┏━━

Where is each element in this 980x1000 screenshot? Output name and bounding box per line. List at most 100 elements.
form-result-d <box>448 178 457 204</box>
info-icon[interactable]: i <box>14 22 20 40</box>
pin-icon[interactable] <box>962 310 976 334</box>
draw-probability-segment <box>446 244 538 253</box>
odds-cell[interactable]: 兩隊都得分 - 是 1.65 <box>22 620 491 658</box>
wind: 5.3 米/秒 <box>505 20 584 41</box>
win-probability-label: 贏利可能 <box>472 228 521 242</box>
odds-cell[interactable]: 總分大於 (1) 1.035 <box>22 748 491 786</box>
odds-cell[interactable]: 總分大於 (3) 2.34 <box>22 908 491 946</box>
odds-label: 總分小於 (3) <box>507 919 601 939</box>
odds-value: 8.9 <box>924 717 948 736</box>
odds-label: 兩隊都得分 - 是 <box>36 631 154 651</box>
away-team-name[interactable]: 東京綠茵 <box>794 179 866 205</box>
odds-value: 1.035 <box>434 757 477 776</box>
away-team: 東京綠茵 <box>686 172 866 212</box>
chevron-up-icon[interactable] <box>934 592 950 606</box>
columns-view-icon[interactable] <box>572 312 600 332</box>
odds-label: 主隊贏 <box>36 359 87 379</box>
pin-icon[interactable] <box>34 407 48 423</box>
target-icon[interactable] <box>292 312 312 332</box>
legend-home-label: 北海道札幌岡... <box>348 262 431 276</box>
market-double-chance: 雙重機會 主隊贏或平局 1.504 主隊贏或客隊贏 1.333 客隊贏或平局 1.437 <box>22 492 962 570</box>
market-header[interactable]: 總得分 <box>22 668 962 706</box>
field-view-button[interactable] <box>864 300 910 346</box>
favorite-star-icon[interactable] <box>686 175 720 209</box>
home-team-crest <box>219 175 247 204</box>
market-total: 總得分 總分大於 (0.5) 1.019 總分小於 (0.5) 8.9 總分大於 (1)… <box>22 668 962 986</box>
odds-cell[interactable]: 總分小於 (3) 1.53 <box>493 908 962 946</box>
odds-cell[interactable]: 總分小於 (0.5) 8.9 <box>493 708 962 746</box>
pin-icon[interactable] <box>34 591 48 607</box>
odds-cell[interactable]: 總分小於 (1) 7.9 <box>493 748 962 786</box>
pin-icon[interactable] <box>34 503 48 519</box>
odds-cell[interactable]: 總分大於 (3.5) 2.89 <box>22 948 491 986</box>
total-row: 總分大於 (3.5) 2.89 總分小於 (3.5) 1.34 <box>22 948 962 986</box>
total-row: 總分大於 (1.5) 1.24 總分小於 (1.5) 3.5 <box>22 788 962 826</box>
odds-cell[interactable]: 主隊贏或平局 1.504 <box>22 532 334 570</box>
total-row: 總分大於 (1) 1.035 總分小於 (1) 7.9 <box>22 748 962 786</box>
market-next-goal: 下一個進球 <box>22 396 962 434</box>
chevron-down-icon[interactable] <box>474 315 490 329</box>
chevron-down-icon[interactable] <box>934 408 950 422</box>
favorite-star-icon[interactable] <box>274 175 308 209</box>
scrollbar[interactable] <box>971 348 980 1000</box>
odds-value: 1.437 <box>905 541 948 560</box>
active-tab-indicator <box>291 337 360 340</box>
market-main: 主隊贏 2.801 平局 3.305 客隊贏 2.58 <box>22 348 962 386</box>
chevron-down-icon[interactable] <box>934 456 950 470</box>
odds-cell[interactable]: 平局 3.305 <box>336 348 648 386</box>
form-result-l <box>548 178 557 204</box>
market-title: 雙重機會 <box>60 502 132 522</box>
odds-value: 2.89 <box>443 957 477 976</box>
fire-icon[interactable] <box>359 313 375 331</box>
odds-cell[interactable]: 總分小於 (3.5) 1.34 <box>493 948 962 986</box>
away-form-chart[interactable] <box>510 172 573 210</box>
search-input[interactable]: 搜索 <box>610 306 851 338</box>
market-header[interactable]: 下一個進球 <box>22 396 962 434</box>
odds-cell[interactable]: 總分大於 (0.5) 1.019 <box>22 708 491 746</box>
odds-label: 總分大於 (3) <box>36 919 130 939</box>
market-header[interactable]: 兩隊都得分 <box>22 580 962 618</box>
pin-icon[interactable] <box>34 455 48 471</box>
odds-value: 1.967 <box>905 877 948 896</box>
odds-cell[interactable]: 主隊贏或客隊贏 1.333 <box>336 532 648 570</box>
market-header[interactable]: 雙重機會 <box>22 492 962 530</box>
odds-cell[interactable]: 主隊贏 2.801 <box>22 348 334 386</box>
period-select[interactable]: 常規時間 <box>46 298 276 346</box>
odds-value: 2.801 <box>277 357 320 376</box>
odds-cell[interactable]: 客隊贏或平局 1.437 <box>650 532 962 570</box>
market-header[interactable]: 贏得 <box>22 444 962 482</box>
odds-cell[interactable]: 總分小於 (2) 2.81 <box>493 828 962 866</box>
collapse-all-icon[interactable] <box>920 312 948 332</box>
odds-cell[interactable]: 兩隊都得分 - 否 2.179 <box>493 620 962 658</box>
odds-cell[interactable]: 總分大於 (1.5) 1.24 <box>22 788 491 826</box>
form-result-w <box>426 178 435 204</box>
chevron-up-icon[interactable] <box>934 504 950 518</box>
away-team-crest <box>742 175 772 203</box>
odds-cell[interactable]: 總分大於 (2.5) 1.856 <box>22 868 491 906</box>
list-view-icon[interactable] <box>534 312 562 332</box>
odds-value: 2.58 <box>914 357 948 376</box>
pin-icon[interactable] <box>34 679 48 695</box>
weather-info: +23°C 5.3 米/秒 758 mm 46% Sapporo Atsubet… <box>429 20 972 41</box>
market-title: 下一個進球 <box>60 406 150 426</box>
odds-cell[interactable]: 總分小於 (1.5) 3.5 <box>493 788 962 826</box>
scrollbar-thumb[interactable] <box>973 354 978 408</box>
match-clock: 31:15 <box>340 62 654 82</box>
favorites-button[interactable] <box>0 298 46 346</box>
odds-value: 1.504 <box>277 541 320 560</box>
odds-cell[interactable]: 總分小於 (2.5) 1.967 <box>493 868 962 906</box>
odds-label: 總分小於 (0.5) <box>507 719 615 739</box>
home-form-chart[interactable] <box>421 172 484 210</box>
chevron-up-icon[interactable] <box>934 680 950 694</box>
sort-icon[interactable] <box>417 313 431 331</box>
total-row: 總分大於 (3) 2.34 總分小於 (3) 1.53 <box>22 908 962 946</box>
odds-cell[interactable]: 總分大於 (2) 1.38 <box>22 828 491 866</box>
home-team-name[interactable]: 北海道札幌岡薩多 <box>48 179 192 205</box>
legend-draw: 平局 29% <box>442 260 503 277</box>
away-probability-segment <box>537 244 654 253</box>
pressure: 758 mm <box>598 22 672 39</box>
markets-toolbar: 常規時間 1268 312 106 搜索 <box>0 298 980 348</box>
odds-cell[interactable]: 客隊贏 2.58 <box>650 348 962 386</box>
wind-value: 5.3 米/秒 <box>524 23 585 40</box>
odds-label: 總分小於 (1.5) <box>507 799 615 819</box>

┗━━

State how many lines of the records contain the string "legend", matching case exactly. Give only the number.

2